= RECORDED INFORMATION =

[BEGIN]

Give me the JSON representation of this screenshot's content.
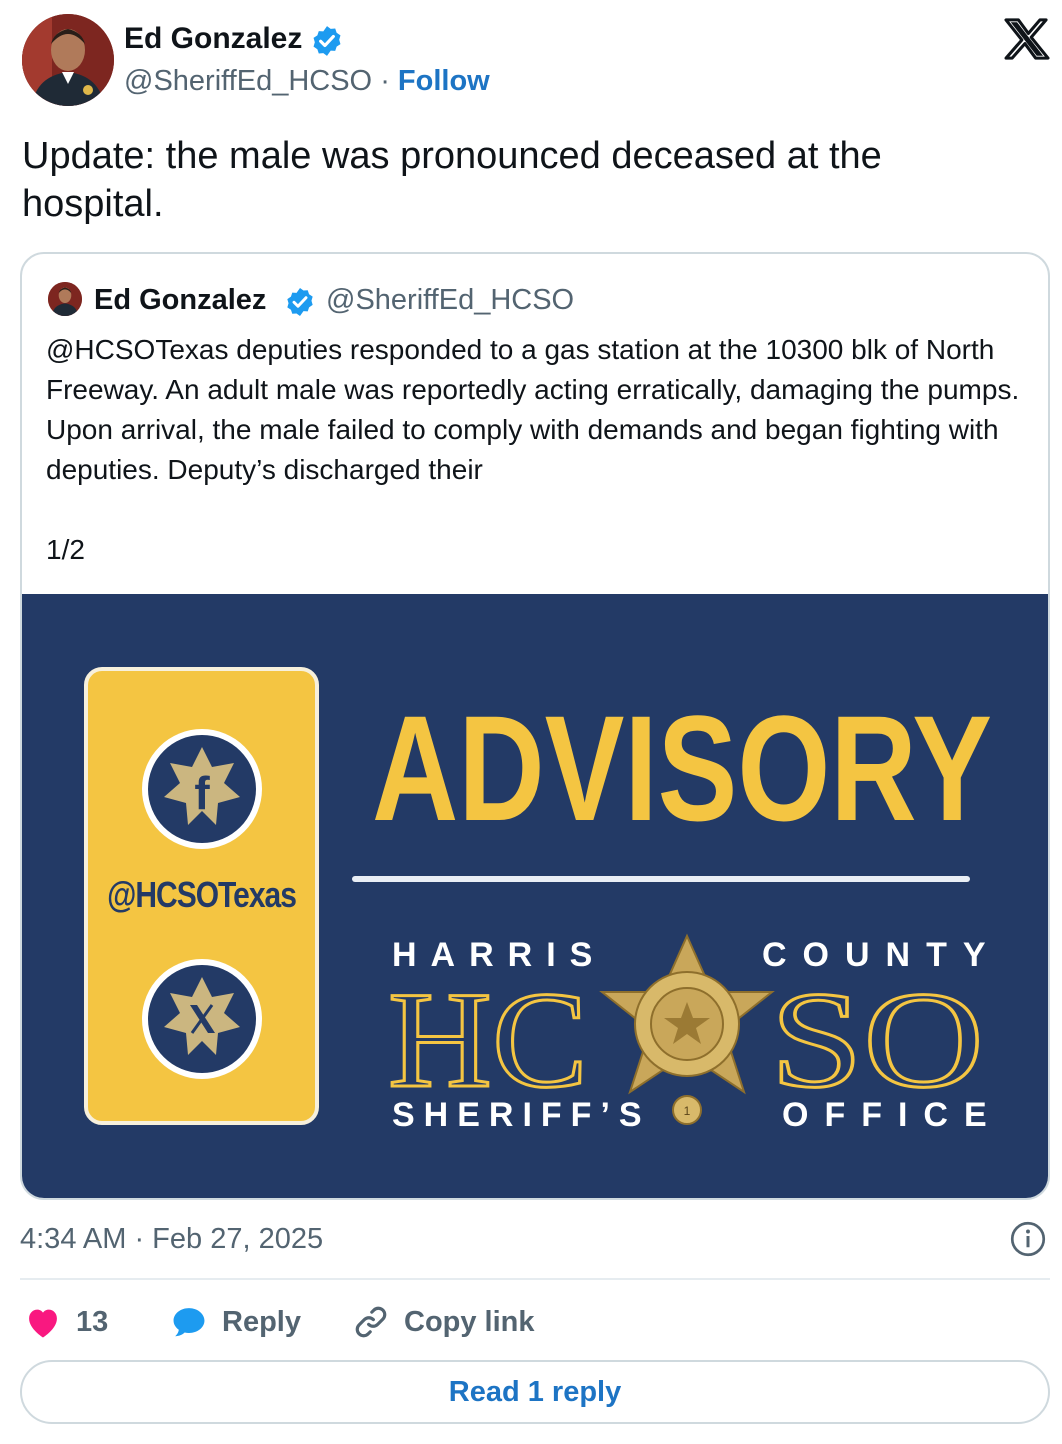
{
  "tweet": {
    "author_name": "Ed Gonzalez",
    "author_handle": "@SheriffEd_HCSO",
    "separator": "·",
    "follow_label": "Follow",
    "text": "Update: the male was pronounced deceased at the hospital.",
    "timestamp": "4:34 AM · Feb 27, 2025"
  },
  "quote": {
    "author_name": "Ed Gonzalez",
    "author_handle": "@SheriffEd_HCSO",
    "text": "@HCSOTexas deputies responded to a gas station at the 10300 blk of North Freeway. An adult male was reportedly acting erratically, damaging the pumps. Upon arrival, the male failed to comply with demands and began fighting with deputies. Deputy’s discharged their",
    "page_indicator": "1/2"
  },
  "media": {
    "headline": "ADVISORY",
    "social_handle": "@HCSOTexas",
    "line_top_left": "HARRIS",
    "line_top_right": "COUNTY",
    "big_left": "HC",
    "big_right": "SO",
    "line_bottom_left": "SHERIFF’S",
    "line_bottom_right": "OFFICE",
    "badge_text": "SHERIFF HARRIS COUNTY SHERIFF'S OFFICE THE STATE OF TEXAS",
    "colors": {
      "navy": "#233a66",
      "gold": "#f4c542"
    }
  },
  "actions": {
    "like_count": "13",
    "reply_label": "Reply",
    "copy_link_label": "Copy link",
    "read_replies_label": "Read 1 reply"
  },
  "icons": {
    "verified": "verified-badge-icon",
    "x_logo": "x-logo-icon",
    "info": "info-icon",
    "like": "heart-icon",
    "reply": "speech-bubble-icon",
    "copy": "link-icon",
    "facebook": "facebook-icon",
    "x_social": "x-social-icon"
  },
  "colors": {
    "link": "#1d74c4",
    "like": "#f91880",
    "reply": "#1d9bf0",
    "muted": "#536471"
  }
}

[END]
[BEGIN]

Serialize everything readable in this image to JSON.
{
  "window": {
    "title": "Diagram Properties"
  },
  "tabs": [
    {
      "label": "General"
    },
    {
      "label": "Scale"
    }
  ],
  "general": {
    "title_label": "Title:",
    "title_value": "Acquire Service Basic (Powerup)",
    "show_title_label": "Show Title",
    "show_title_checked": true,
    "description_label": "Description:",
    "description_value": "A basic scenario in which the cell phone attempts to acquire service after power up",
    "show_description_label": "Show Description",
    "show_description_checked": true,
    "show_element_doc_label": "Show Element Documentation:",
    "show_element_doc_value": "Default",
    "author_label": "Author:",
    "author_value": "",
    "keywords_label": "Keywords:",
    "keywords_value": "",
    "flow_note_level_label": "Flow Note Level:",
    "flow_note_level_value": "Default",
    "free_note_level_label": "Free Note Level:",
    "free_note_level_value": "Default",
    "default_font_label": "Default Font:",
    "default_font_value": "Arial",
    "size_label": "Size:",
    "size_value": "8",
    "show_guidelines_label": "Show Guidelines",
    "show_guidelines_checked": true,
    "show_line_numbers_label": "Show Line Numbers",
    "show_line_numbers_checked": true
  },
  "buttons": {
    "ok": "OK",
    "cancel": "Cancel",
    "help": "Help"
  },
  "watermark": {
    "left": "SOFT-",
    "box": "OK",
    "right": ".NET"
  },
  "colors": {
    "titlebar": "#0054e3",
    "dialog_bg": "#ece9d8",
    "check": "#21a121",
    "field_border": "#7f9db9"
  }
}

[END]

= EXERCISE DESCRIPTION =
Gather every line from the listing above in which the word "COUNTY" appears.

= WRITTEN ANSWER =
    "line_top_right": "COUNTY",
    "badge_text": "SHERIFF HARRIS COUNTY SHERIFF'S OFFICE THE STATE OF TEXAS",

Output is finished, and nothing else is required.